◆ Exercise task
Without the images, write out the whole listing exactly.

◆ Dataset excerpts
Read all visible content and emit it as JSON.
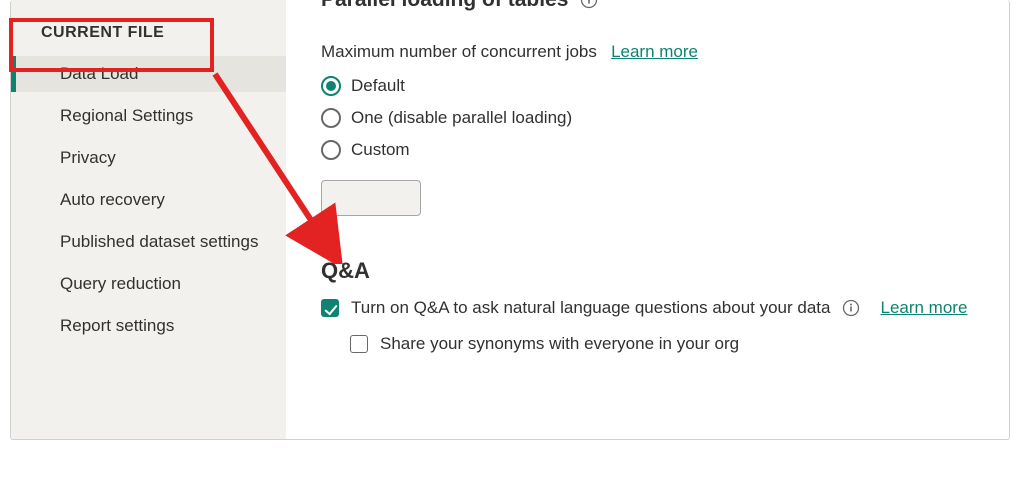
{
  "sidebar": {
    "header": "CURRENT FILE",
    "items": [
      {
        "label": "Data Load"
      },
      {
        "label": "Regional Settings"
      },
      {
        "label": "Privacy"
      },
      {
        "label": "Auto recovery"
      },
      {
        "label": "Published dataset settings"
      },
      {
        "label": "Query reduction"
      },
      {
        "label": "Report settings"
      }
    ]
  },
  "parallel": {
    "title_partial": "Parallel loading of tables",
    "row_label": "Maximum number of concurrent jobs",
    "learn_more": "Learn more",
    "options": [
      {
        "label": "Default"
      },
      {
        "label": "One (disable parallel loading)"
      },
      {
        "label": "Custom"
      }
    ],
    "custom_value": ""
  },
  "qa": {
    "heading": "Q&A",
    "turn_on": "Turn on Q&A to ask natural language questions about your data",
    "share_syn": "Share your synonyms with everyone in your org",
    "learn_more": "Learn more"
  }
}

◆ Reply
Read all visible content and emit it as JSON.
{
  "sidebar": {
    "header": "CURRENT FILE",
    "items": [
      {
        "label": "Data Load"
      },
      {
        "label": "Regional Settings"
      },
      {
        "label": "Privacy"
      },
      {
        "label": "Auto recovery"
      },
      {
        "label": "Published dataset settings"
      },
      {
        "label": "Query reduction"
      },
      {
        "label": "Report settings"
      }
    ]
  },
  "parallel": {
    "title_partial": "Parallel loading of tables",
    "row_label": "Maximum number of concurrent jobs",
    "learn_more": "Learn more",
    "options": [
      {
        "label": "Default"
      },
      {
        "label": "One (disable parallel loading)"
      },
      {
        "label": "Custom"
      }
    ],
    "custom_value": ""
  },
  "qa": {
    "heading": "Q&A",
    "turn_on": "Turn on Q&A to ask natural language questions about your data",
    "share_syn": "Share your synonyms with everyone in your org",
    "learn_more": "Learn more"
  }
}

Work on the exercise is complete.